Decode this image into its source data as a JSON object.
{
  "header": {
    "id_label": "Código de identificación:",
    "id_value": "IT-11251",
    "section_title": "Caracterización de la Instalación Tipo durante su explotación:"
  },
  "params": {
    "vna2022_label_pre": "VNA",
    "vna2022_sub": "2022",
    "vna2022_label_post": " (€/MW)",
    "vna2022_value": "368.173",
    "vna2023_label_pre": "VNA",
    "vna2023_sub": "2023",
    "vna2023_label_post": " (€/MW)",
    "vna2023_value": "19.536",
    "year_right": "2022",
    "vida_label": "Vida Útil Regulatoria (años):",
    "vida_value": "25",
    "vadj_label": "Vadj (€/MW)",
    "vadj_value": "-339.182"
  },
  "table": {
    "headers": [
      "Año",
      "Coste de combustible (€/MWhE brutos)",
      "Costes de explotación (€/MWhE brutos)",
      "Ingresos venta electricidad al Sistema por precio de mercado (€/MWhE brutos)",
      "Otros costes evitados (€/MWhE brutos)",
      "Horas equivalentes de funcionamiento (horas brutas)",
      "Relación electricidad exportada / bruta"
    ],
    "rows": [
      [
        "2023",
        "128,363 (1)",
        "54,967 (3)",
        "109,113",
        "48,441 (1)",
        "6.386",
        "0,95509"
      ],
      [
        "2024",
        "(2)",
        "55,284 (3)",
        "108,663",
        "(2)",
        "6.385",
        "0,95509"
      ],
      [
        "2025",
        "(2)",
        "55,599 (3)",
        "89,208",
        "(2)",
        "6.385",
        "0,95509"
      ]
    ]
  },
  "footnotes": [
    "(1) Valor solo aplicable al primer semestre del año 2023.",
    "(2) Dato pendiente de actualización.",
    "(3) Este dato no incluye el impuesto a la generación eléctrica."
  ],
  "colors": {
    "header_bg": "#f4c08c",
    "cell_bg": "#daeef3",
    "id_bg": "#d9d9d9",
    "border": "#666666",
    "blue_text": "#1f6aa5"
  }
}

_ _ _ _ _

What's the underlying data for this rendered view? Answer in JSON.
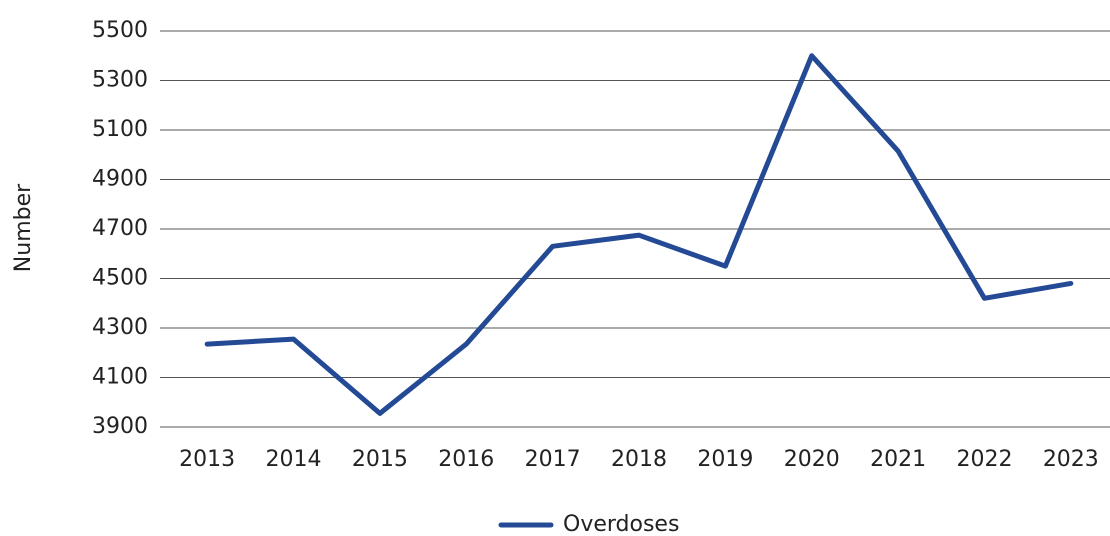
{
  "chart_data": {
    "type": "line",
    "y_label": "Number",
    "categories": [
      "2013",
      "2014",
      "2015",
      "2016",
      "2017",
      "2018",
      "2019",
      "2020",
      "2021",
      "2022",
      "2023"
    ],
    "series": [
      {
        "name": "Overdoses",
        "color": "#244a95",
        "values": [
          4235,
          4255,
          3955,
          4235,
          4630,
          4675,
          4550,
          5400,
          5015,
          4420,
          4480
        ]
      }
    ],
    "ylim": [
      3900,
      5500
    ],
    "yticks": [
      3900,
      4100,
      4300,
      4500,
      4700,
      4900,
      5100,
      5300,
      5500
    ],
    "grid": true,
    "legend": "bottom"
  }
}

_ _ _ _ _

#### [Set problem]
What is the number of lines in the records above that include the word "JSON"? Reply with that number and nothing more.

#### [Result of this task]
2